Short problem - Show all lines from the data that include the word "Chemicals".

Data provided -
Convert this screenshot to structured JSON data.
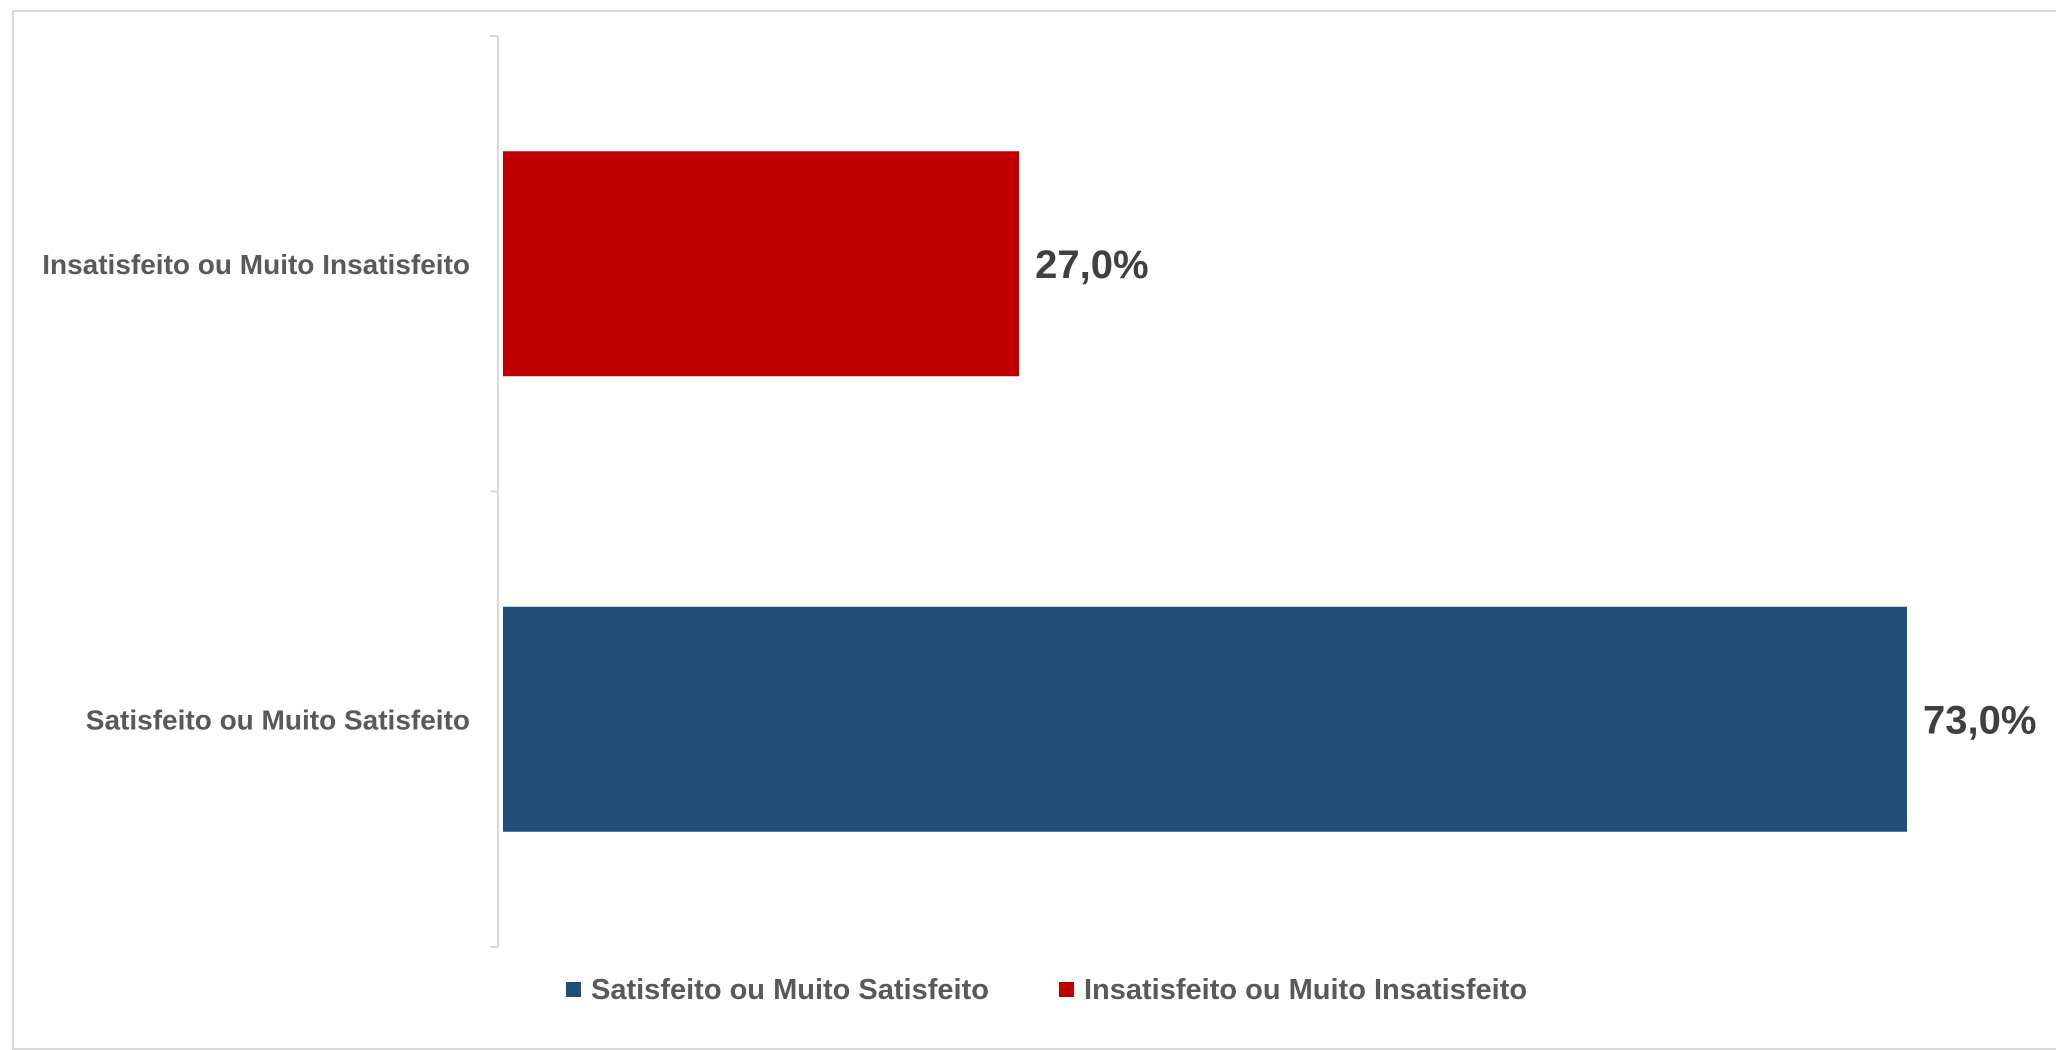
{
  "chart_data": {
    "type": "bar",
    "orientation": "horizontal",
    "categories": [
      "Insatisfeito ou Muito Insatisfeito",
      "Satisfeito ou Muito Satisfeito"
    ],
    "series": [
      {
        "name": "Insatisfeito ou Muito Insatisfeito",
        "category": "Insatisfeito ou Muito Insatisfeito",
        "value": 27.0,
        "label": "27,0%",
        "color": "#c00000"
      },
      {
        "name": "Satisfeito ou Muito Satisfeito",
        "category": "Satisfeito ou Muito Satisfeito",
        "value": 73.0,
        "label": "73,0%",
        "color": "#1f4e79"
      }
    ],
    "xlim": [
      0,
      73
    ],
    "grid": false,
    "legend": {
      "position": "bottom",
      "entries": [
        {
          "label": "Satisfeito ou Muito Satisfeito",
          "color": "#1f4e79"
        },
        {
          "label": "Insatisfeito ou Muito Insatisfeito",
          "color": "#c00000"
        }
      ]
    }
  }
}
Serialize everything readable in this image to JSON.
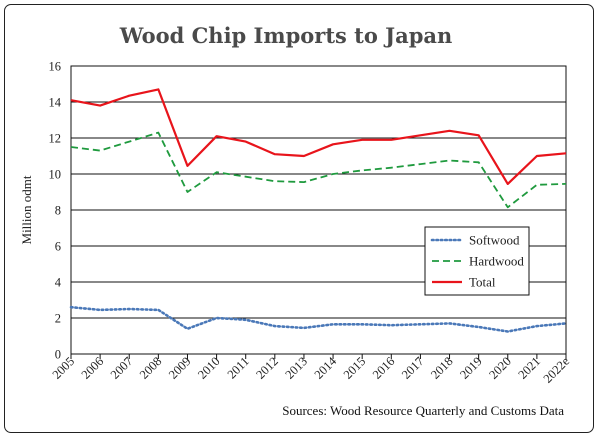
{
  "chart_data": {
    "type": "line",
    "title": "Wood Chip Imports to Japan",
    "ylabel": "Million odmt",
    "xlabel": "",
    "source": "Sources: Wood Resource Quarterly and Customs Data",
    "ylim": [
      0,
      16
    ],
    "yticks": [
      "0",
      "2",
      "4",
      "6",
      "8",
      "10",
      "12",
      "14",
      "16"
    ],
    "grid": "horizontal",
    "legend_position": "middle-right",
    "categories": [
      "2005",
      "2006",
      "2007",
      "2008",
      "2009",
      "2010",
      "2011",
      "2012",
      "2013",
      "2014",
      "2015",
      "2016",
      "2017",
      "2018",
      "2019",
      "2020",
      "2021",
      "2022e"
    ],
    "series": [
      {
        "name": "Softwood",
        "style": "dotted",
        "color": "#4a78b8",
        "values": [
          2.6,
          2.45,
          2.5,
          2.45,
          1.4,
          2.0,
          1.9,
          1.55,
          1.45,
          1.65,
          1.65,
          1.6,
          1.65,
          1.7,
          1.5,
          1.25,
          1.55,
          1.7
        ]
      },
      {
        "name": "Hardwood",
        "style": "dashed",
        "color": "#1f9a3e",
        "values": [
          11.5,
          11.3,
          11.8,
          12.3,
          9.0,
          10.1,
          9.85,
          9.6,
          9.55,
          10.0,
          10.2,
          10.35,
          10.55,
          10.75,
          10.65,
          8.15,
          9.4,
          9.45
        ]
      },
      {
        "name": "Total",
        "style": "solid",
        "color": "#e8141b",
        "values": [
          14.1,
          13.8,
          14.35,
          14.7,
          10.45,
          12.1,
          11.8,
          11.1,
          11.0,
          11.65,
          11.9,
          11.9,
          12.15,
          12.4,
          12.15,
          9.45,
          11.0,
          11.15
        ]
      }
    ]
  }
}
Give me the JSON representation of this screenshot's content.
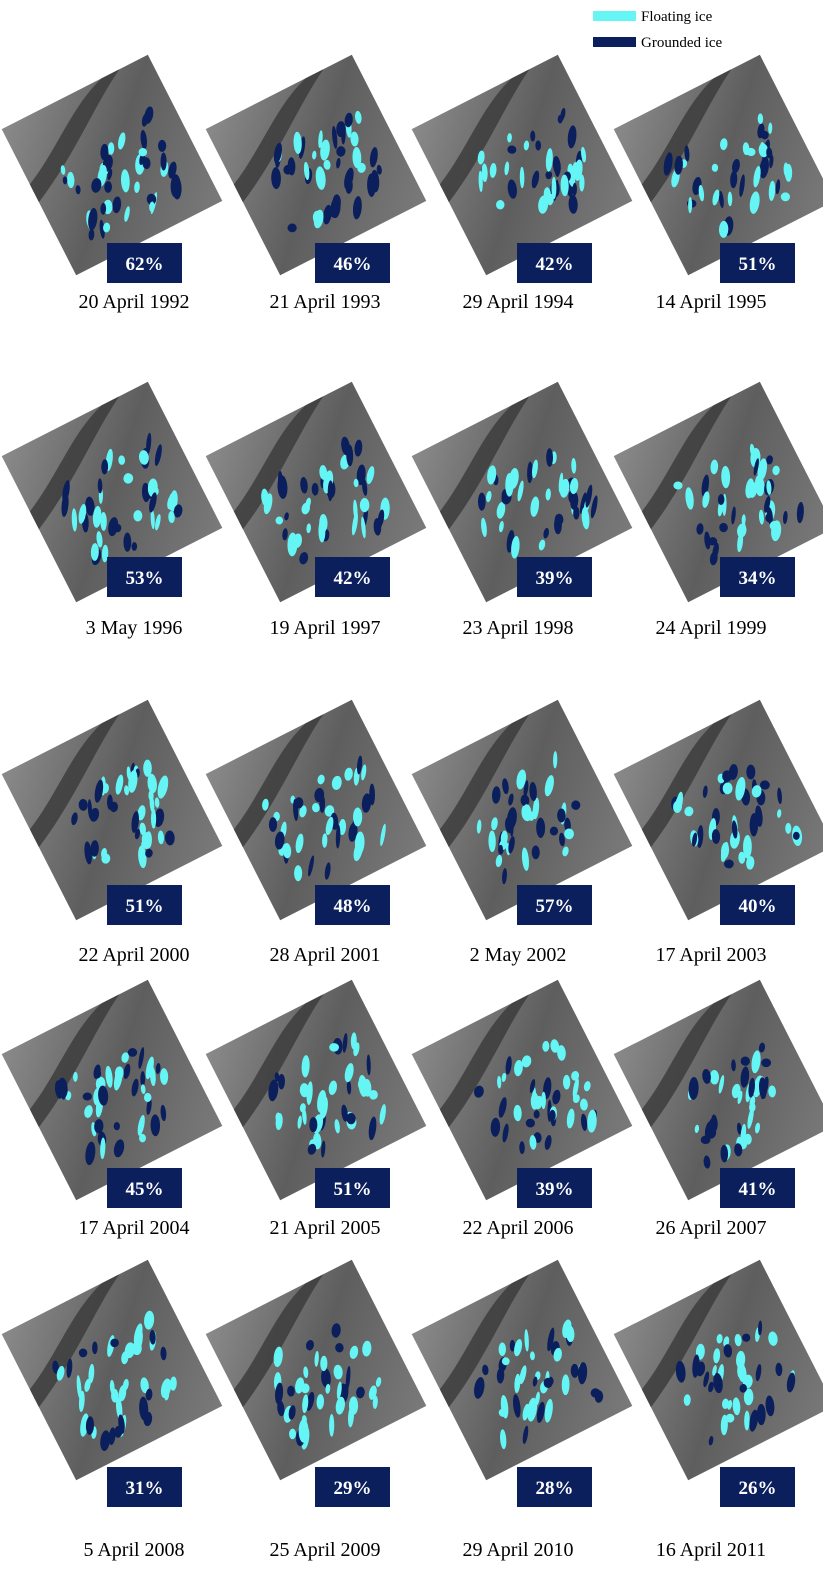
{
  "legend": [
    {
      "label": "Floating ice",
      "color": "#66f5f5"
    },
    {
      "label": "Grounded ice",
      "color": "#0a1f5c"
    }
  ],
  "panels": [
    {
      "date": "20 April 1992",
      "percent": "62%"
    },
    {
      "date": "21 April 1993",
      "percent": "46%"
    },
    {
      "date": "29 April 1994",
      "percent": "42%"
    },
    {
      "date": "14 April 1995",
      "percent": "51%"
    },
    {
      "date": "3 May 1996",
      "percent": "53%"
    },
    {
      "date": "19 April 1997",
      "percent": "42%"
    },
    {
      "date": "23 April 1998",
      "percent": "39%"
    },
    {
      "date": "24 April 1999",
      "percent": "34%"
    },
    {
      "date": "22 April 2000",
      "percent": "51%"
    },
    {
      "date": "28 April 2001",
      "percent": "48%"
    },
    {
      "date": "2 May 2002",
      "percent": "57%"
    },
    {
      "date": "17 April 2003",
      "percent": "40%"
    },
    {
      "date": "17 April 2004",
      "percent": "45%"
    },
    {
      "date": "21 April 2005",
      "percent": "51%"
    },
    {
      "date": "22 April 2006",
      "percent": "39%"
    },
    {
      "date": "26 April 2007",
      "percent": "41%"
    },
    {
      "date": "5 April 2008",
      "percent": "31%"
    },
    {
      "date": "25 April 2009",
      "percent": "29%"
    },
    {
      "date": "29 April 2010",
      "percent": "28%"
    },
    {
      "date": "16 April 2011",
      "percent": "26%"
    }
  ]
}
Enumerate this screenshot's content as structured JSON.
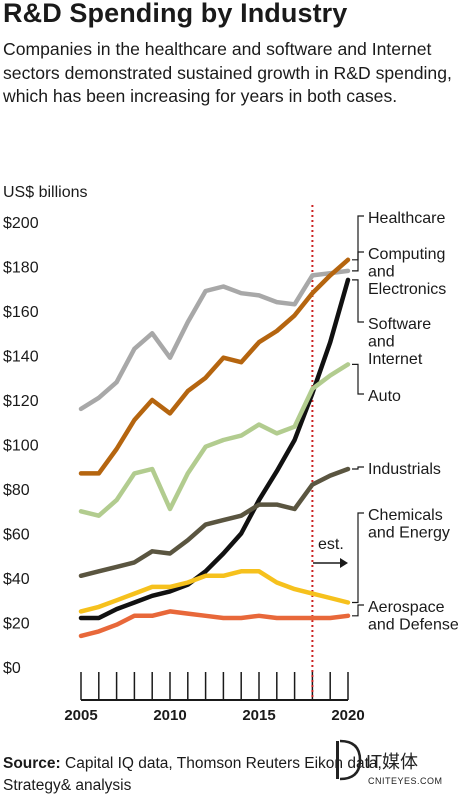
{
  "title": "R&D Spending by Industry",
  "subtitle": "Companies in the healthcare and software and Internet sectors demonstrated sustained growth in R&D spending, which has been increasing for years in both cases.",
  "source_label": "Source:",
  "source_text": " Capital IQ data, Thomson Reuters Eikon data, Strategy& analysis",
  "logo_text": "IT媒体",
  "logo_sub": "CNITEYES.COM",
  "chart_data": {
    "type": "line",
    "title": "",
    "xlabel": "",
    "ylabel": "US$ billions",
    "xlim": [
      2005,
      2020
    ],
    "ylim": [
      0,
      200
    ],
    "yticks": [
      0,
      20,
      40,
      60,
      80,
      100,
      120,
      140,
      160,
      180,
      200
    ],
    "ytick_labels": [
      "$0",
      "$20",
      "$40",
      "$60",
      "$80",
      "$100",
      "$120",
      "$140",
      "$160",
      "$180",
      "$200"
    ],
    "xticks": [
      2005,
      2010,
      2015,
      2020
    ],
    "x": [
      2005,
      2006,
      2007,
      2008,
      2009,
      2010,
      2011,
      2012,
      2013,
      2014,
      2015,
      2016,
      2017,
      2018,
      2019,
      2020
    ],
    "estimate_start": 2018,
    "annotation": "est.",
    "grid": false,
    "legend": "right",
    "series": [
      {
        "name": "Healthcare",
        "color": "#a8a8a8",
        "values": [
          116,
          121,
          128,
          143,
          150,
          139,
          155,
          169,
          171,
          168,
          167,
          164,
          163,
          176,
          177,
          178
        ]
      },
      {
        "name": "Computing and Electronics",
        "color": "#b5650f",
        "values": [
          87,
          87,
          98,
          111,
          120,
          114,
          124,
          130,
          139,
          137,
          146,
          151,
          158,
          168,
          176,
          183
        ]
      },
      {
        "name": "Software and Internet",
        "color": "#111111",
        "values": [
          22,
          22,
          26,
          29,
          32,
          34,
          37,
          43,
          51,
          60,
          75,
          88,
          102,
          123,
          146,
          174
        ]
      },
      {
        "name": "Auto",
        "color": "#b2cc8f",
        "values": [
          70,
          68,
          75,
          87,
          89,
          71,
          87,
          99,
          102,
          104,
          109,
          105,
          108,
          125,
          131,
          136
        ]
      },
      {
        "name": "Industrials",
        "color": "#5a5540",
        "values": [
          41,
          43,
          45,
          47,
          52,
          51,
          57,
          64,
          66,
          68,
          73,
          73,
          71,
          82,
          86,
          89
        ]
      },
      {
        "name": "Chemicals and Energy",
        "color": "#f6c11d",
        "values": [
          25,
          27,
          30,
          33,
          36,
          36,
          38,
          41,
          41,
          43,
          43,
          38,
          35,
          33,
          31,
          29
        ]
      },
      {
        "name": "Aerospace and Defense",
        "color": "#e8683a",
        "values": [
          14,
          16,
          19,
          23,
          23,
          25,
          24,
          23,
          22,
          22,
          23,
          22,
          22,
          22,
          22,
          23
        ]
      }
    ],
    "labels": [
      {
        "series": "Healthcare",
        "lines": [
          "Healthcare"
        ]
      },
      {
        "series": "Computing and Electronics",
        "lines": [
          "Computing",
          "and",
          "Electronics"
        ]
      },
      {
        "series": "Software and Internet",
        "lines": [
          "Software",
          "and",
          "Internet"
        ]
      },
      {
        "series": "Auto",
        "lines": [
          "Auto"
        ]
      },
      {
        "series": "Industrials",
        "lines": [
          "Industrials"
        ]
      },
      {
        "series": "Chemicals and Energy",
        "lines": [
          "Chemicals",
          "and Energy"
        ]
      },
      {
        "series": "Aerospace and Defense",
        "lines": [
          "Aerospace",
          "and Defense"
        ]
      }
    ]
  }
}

Task answer -
        "name": "Chemicals and Energy",
        "series": "Chemicals and Energy",
          "Chemicals",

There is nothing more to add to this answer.